• Supplied entries
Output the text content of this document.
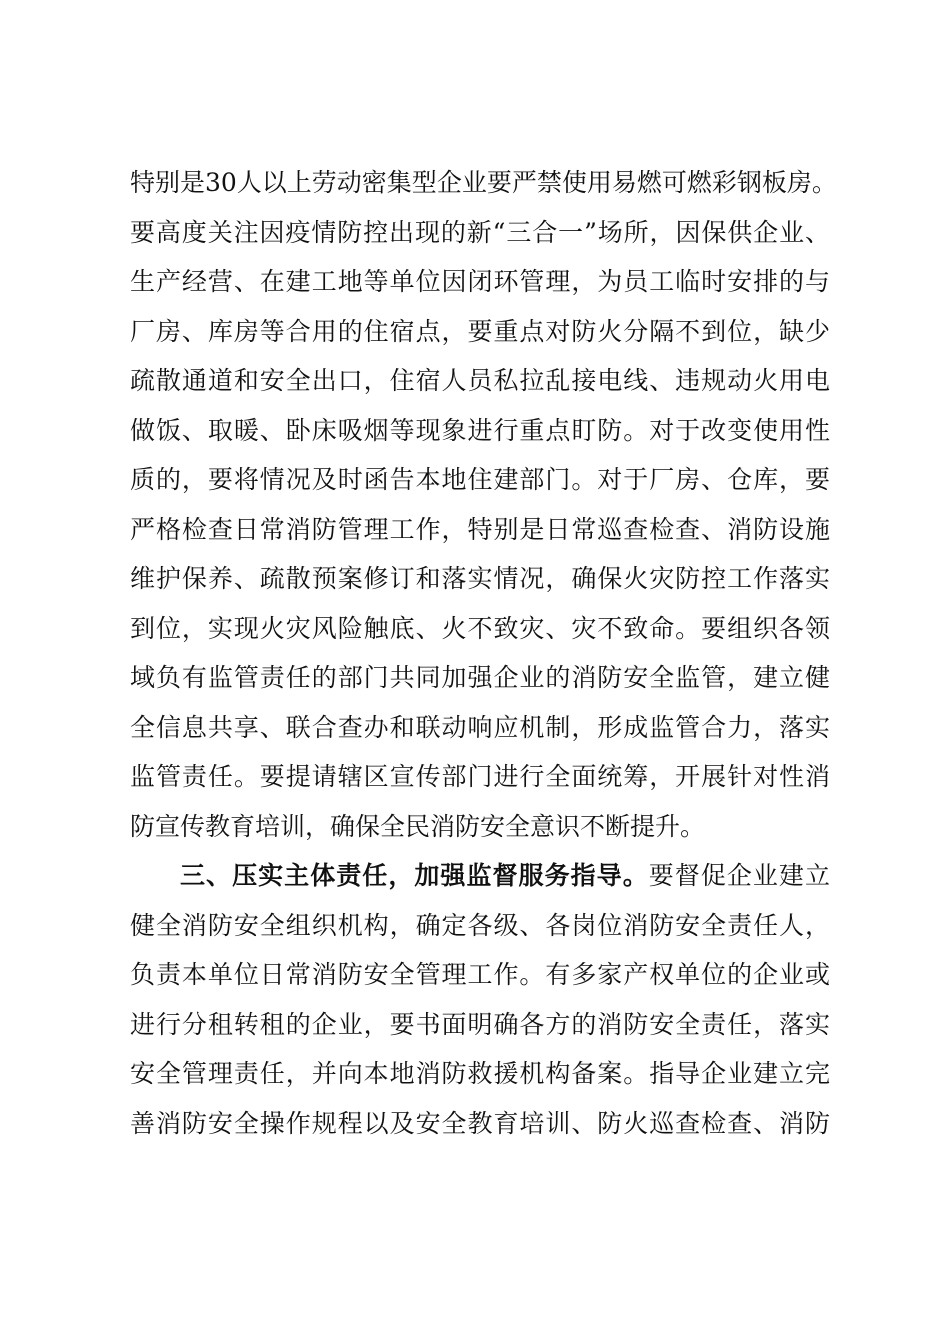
特别是30人以上劳动密集型企业要严禁使用易燃可燃彩钢板房。
要高度关注因疫情防控出现的新“三合一”场所，因保供企业、
生产经营、在建工地等单位因闭环管理，为员工临时安排的与
厂房、库房等合用的住宿点，要重点对防火分隔不到位，缺少
疏散通道和安全出口，住宿人员私拉乱接电线、违规动火用电
做饭、取暖、卧床吸烟等现象进行重点盯防。对于改变使用性
质的，要将情况及时函告本地住建部门。对于厂房、仓库，要
严格检查日常消防管理工作，特别是日常巡查检查、消防设施
维护保养、疏散预案修订和落实情况，确保火灾防控工作落实
到位，实现火灾风险触底、火不致灾、灾不致命。要组织各领
域负有监管责任的部门共同加强企业的消防安全监管，建立健
全信息共享、联合查办和联动响应机制，形成监管合力，落实
监管责任。要提请辖区宣传部门进行全面统筹，开展针对性消
防宣传教育培训，确保全民消防安全意识不断提升。
三、压实主体责任，加强监督服务指导。要督促企业建立
健全消防安全组织机构，确定各级、各岗位消防安全责任人，
负责本单位日常消防安全管理工作。有多家产权单位的企业或
进行分租转租的企业，要书面明确各方的消防安全责任，落实
安全管理责任，并向本地消防救援机构备案。指导企业建立完
善消防安全操作规程以及安全教育培训、防火巡查检查、消防
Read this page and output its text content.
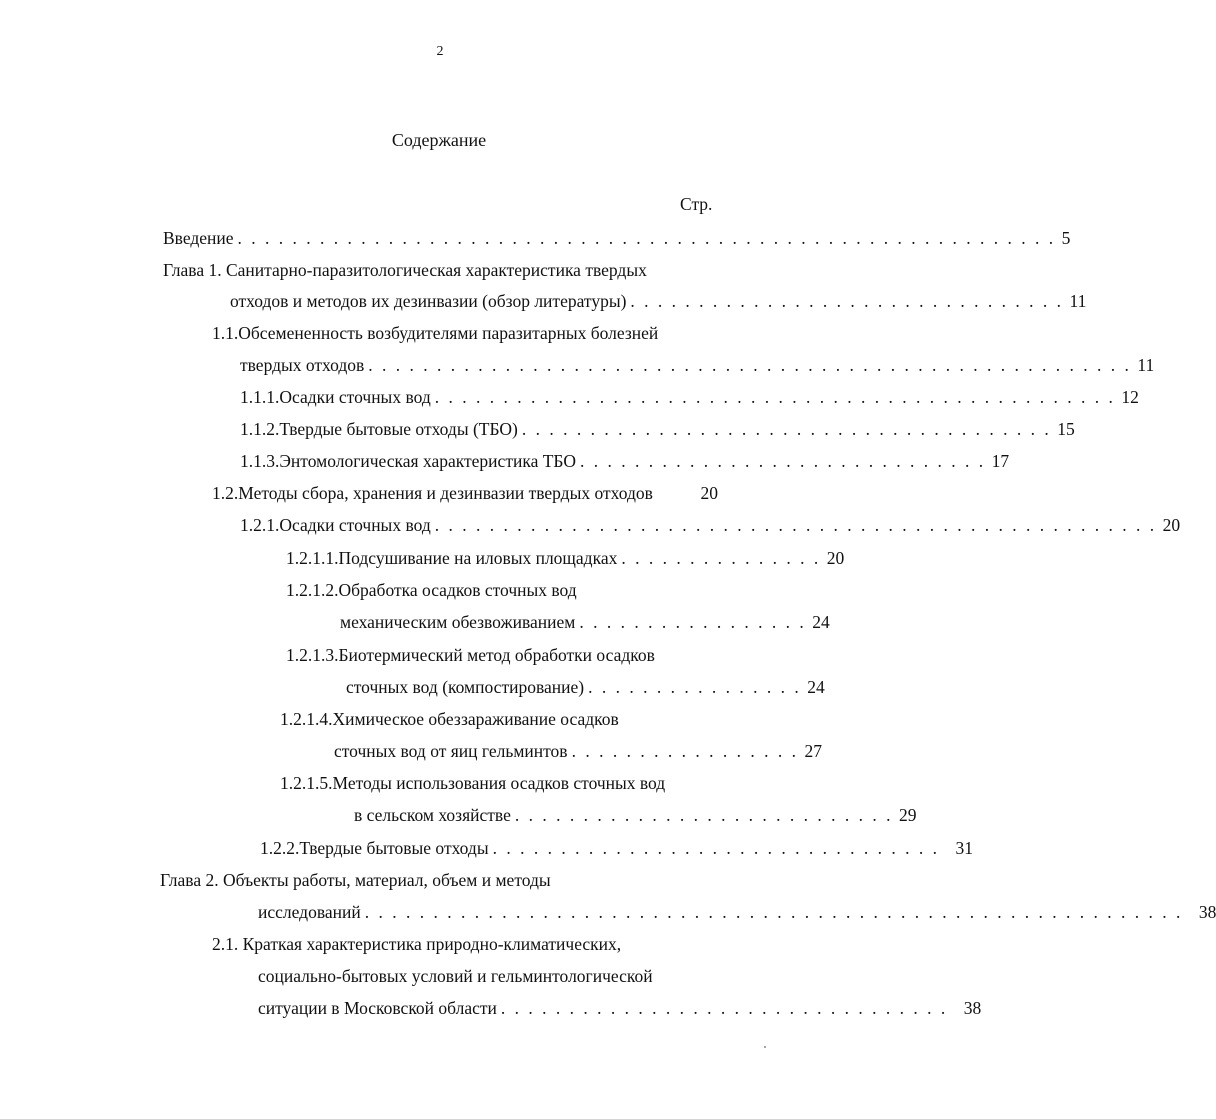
2
Содержание
Стр.
Введение . . . . . . . . . . . . . . . . . . . . . . . . . . . . . . . . . . . . . . . . . . . . . . . . . . . . . . . . . . . . 5
Глава 1. Санитарно-паразитологическая характеристика твердых
отходов и методов их дезинвазии (обзор литературы) . . . . . . . . . . . . . . . . . . . . . . . . . . . . . . . . 11
1.1.Обсемененность возбудителями паразитарных болезней
твердых отходов . . . . . . . . . . . . . . . . . . . . . . . . . . . . . . . . . . . . . . . . . . . . . . . . . . . . . . . . 11
1.1.1.Осадки сточных вод . . . . . . . . . . . . . . . . . . . . . . . . . . . . . . . . . . . . . . . . . . . . . . . . . . 12
1.1.2.Твердые бытовые отходы (ТБО) . . . . . . . . . . . . . . . . . . . . . . . . . . . . . . . . . . . . . . . 15
1.1.3.Энтомологическая характеристика ТБО . . . . . . . . . . . . . . . . . . . . . . . . . . . . . . 17
1.2.Методы сбора, хранения и дезинвазии твердых отходов	20
1.2.1.Осадки сточных вод . . . . . . . . . . . . . . . . . . . . . . . . . . . . . . . . . . . . . . . . . . . . . . . . . . . . . 20
1.2.1.1.Подсушивание на иловых площадках . . . . . . . . . . . . . . . 20
1.2.1.2.Обработка осадков сточных вод
механическим обезвоживанием . . . . . . . . . . . . . . . . . 24
1.2.1.3.Биотермический метод обработки осадков
сточных вод (компостирование) . . . . . . . . . . . . . . . . 24
1.2.1.4.Химическое обеззараживание осадков
сточных вод от яиц гельминтов . . . . . . . . . . . . . . . . . 27
1.2.1.5.Методы использования осадков сточных вод
в сельском хозяйстве . . . . . . . . . . . . . . . . . . . . . . . . . . . . 29
1.2.2.Твердые бытовые отходы . . . . . . . . . . . . . . . . . . . . . . . . . . . . . . . . . 31
Глава 2. Объекты работы, материал, объем и методы
исследований . . . . . . . . . . . . . . . . . . . . . . . . . . . . . . . . . . . . . . . . . . . . . . . . . . . . . . . . . . . . 38
2.1. Краткая характеристика природно-климатических,
социально-бытовых условий и гельминтологической
ситуации в Московской области . . . . . . . . . . . . . . . . . . . . . . . . . . . . . . . . . 38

• Given task
Identify the lines in the entries that hold "Глава" and return each one.

• Full solution
Глава 1. Санитарно-паразитологическая характеристика твердых
Глава 2. Объекты работы, материал, объем и методы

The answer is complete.